EXERCISE DESCRIPTION:
Every line in the listing is to be echoed verbatim.

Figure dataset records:
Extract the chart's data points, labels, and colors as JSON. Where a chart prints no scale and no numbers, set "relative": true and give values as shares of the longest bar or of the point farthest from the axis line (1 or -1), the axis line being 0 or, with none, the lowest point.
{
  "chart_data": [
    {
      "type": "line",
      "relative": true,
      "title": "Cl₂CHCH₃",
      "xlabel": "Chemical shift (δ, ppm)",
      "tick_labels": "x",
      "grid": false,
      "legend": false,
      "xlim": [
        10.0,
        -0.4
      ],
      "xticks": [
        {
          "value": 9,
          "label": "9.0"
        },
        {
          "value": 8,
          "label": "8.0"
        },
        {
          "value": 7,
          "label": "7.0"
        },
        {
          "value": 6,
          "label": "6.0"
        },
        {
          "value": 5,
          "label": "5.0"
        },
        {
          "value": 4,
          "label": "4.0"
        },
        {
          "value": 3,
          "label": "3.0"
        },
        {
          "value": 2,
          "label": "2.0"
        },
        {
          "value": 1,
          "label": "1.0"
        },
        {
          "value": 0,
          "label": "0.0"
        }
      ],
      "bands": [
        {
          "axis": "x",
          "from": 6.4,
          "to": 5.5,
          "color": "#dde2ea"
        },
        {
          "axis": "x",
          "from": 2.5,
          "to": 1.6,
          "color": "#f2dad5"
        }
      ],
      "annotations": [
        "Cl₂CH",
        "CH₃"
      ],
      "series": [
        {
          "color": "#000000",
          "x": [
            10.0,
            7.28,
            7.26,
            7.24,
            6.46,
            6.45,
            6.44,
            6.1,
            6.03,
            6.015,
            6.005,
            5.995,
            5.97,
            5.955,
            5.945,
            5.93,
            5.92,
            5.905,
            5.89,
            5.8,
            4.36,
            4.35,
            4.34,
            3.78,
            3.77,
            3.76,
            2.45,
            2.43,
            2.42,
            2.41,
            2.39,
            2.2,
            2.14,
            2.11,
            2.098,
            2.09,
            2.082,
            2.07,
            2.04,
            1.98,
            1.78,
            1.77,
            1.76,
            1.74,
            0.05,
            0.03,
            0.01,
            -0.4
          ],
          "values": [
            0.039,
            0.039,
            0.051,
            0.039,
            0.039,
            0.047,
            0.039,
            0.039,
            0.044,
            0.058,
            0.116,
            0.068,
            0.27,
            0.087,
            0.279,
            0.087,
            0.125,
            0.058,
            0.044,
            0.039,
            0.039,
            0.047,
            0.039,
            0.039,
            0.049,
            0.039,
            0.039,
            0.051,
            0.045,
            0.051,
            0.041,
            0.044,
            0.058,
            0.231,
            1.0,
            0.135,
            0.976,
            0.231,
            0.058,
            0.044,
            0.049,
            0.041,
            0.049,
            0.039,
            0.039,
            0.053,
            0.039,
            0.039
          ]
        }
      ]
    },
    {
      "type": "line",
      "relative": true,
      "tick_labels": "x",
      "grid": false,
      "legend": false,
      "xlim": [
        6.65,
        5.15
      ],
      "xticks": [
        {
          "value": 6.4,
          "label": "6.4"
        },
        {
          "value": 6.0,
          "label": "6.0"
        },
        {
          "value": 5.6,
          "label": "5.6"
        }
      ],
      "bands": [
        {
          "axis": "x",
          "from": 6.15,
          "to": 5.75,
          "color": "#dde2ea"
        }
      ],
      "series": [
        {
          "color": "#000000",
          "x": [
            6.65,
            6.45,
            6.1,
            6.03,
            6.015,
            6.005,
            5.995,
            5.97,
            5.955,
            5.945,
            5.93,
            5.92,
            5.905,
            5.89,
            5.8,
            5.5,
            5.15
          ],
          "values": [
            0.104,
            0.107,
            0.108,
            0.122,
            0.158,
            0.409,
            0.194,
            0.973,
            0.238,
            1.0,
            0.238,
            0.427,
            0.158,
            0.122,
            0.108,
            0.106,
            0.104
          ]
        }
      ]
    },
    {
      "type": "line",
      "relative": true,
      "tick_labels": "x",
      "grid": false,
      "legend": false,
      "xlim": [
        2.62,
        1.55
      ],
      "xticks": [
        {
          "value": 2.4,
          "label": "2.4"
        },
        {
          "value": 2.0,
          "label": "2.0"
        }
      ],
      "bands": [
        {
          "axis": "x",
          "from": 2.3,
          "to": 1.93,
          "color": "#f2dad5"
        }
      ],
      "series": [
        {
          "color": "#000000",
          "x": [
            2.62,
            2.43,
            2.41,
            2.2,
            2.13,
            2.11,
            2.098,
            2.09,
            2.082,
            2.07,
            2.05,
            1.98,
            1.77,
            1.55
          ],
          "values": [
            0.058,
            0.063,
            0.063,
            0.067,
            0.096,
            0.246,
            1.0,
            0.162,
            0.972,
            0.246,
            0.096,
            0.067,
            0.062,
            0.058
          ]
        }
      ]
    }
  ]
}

CORRECT ANSWER:
Extract the chart's data points, labels, and colors as JSON. Where a chart prints no scale and no numbers, set "relative": true and give values as shares of the longest bar or of the point farthest from the axis line (1 or -1), the axis line being 0 or, with none, the lowest point.
{
  "chart_data": [
    {
      "type": "line",
      "relative": true,
      "title": "Cl₂CHCH₃",
      "xlabel": "Chemical shift (δ, ppm)",
      "tick_labels": "x",
      "grid": false,
      "legend": false,
      "xlim": [
        10.0,
        -0.4
      ],
      "xticks": [
        {
          "value": 9,
          "label": "9.0"
        },
        {
          "value": 8,
          "label": "8.0"
        },
        {
          "value": 7,
          "label": "7.0"
        },
        {
          "value": 6,
          "label": "6.0"
        },
        {
          "value": 5,
          "label": "5.0"
        },
        {
          "value": 4,
          "label": "4.0"
        },
        {
          "value": 3,
          "label": "3.0"
        },
        {
          "value": 2,
          "label": "2.0"
        },
        {
          "value": 1,
          "label": "1.0"
        },
        {
          "value": 0,
          "label": "0.0"
        }
      ],
      "bands": [
        {
          "axis": "x",
          "from": 6.4,
          "to": 5.5,
          "color": "#dde2ea"
        },
        {
          "axis": "x",
          "from": 2.5,
          "to": 1.6,
          "color": "#f2dad5"
        }
      ],
      "annotations": [
        "Cl₂CH",
        "CH₃"
      ],
      "series": [
        {
          "color": "#000000",
          "x": [
            10.0,
            7.28,
            7.26,
            7.24,
            6.46,
            6.45,
            6.44,
            6.1,
            6.03,
            6.015,
            6.005,
            5.995,
            5.97,
            5.955,
            5.945,
            5.93,
            5.92,
            5.905,
            5.89,
            5.8,
            4.36,
            4.35,
            4.34,
            3.78,
            3.77,
            3.76,
            2.45,
            2.43,
            2.42,
            2.41,
            2.39,
            2.2,
            2.14,
            2.11,
            2.098,
            2.09,
            2.082,
            2.07,
            2.04,
            1.98,
            1.78,
            1.77,
            1.76,
            1.74,
            0.05,
            0.03,
            0.01,
            -0.4
          ],
          "values": [
            0.039,
            0.039,
            0.051,
            0.039,
            0.039,
            0.047,
            0.039,
            0.039,
            0.044,
            0.058,
            0.116,
            0.068,
            0.27,
            0.087,
            0.279,
            0.087,
            0.125,
            0.058,
            0.044,
            0.039,
            0.039,
            0.047,
            0.039,
            0.039,
            0.049,
            0.039,
            0.039,
            0.051,
            0.045,
            0.051,
            0.041,
            0.044,
            0.058,
            0.231,
            1.0,
            0.135,
            0.976,
            0.231,
            0.058,
            0.044,
            0.049,
            0.041,
            0.049,
            0.039,
            0.039,
            0.053,
            0.039,
            0.039
          ]
        }
      ]
    },
    {
      "type": "line",
      "relative": true,
      "tick_labels": "x",
      "grid": false,
      "legend": false,
      "xlim": [
        6.65,
        5.15
      ],
      "xticks": [
        {
          "value": 6.4,
          "label": "6.4"
        },
        {
          "value": 6.0,
          "label": "6.0"
        },
        {
          "value": 5.6,
          "label": "5.6"
        }
      ],
      "bands": [
        {
          "axis": "x",
          "from": 6.15,
          "to": 5.75,
          "color": "#dde2ea"
        }
      ],
      "series": [
        {
          "color": "#000000",
          "x": [
            6.65,
            6.45,
            6.1,
            6.03,
            6.015,
            6.005,
            5.995,
            5.97,
            5.955,
            5.945,
            5.93,
            5.92,
            5.905,
            5.89,
            5.8,
            5.5,
            5.15
          ],
          "values": [
            0.104,
            0.107,
            0.108,
            0.122,
            0.158,
            0.409,
            0.194,
            0.973,
            0.238,
            1.0,
            0.238,
            0.427,
            0.158,
            0.122,
            0.108,
            0.106,
            0.104
          ]
        }
      ]
    },
    {
      "type": "line",
      "relative": true,
      "tick_labels": "x",
      "grid": false,
      "legend": false,
      "xlim": [
        2.62,
        1.55
      ],
      "xticks": [
        {
          "value": 2.4,
          "label": "2.4"
        },
        {
          "value": 2.0,
          "label": "2.0"
        }
      ],
      "bands": [
        {
          "axis": "x",
          "from": 2.3,
          "to": 1.93,
          "color": "#f2dad5"
        }
      ],
      "series": [
        {
          "color": "#000000",
          "x": [
            2.62,
            2.43,
            2.41,
            2.2,
            2.13,
            2.11,
            2.098,
            2.09,
            2.082,
            2.07,
            2.05,
            1.98,
            1.77,
            1.55
          ],
          "values": [
            0.058,
            0.063,
            0.063,
            0.067,
            0.096,
            0.246,
            1.0,
            0.162,
            0.972,
            0.246,
            0.096,
            0.067,
            0.062,
            0.058
          ]
        }
      ]
    }
  ]
}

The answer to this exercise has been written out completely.